Do this
Transcribe every line exactly. Leave the pictures behind.

Dataset records

-*-

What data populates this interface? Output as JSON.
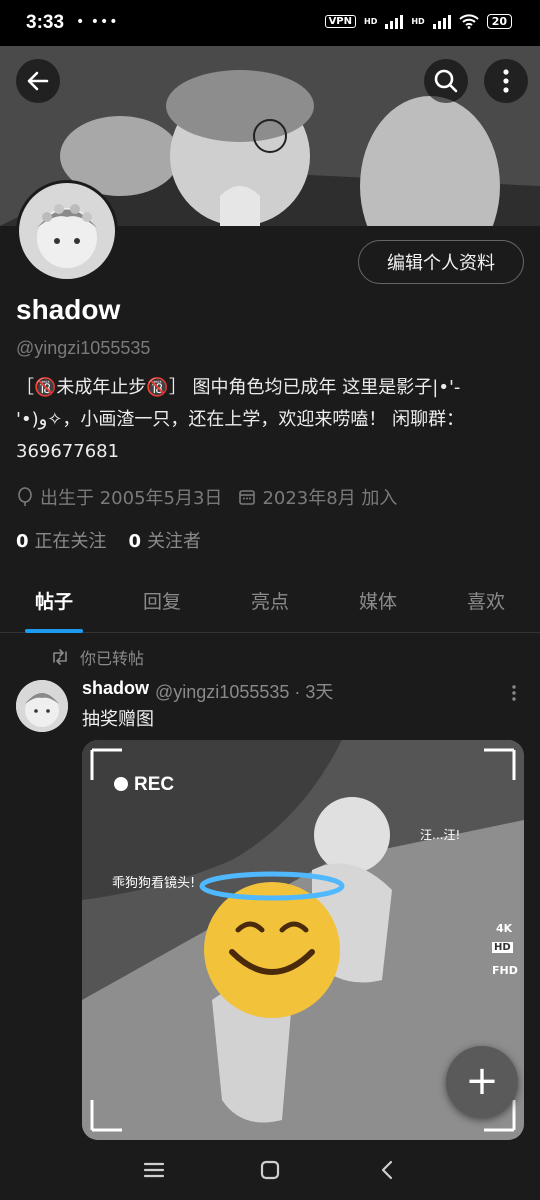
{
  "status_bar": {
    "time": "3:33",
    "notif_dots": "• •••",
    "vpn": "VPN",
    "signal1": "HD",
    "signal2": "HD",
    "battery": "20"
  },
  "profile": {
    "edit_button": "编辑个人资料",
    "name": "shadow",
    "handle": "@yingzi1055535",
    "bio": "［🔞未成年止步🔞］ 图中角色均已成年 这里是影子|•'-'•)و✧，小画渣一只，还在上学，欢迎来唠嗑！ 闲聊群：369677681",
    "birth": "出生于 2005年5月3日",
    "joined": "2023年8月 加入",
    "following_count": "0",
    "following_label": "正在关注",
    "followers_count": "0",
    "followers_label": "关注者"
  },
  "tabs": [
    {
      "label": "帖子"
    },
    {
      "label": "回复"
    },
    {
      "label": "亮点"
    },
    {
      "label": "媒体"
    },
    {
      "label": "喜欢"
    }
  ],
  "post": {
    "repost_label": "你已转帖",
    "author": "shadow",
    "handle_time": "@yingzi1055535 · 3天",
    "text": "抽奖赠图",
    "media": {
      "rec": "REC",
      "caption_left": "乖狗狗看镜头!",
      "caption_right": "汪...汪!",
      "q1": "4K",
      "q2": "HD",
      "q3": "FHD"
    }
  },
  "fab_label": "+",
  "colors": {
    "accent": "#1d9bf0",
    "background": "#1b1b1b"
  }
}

-*-

Reply
What data populates this interface? Output as JSON.
{
  "status_bar": {
    "time": "3:33",
    "notif_dots": "• •••",
    "vpn": "VPN",
    "signal1": "HD",
    "signal2": "HD",
    "battery": "20"
  },
  "profile": {
    "edit_button": "编辑个人资料",
    "name": "shadow",
    "handle": "@yingzi1055535",
    "bio": "［🔞未成年止步🔞］ 图中角色均已成年 这里是影子|•'-'•)و✧，小画渣一只，还在上学，欢迎来唠嗑！ 闲聊群：369677681",
    "birth": "出生于 2005年5月3日",
    "joined": "2023年8月 加入",
    "following_count": "0",
    "following_label": "正在关注",
    "followers_count": "0",
    "followers_label": "关注者"
  },
  "tabs": [
    {
      "label": "帖子"
    },
    {
      "label": "回复"
    },
    {
      "label": "亮点"
    },
    {
      "label": "媒体"
    },
    {
      "label": "喜欢"
    }
  ],
  "post": {
    "repost_label": "你已转帖",
    "author": "shadow",
    "handle_time": "@yingzi1055535 · 3天",
    "text": "抽奖赠图",
    "media": {
      "rec": "REC",
      "caption_left": "乖狗狗看镜头!",
      "caption_right": "汪...汪!",
      "q1": "4K",
      "q2": "HD",
      "q3": "FHD"
    }
  },
  "fab_label": "+",
  "colors": {
    "accent": "#1d9bf0",
    "background": "#1b1b1b"
  }
}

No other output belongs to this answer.